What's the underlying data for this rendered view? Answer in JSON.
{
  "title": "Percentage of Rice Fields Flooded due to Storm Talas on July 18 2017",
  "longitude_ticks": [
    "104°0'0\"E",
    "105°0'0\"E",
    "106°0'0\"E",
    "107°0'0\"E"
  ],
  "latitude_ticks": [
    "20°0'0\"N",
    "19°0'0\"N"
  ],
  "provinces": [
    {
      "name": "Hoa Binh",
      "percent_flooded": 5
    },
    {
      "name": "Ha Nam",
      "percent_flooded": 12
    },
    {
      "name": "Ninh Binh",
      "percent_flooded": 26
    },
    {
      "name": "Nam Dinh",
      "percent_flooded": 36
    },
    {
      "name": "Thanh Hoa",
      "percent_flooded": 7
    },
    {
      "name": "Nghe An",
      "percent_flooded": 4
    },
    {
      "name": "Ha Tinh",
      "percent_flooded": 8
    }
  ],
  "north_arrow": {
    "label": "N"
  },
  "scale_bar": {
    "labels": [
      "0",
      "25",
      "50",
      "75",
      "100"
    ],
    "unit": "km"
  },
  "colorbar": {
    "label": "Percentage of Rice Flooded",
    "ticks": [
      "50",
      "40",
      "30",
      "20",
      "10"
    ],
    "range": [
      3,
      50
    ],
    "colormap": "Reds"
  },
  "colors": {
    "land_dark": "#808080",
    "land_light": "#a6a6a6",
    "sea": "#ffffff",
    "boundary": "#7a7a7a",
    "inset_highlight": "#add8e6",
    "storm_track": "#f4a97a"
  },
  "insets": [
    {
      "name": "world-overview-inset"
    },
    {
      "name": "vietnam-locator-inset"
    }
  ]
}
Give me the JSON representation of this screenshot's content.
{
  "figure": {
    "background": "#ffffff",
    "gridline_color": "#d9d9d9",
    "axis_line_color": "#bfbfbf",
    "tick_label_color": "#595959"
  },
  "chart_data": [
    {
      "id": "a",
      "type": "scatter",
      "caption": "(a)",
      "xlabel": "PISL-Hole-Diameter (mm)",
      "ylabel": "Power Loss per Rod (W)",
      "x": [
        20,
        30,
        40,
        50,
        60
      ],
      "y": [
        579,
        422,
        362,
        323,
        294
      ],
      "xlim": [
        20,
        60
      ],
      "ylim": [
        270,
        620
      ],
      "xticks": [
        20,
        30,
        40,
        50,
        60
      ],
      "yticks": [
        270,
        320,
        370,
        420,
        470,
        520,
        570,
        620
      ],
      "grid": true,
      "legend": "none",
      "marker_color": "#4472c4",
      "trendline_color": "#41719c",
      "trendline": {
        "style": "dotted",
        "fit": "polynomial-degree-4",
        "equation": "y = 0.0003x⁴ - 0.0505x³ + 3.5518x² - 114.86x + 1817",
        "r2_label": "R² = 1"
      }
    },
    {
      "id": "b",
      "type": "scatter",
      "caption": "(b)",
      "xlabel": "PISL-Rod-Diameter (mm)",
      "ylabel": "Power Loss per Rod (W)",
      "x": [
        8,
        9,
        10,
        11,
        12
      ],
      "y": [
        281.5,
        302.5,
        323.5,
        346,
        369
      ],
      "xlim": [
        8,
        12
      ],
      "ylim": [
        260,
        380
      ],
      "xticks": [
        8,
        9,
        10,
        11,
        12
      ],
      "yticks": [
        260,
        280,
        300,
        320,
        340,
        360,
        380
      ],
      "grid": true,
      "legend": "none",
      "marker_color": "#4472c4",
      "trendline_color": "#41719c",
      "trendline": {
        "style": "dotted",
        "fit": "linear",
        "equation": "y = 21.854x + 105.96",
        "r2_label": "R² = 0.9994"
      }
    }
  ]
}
======
Directions: For each line in the data above that contains the string "this", extract the line.

Finished task:
What's the underlying data for this rendered view? Answer in JSON.
Give me the JSON representation of this screenshot's content.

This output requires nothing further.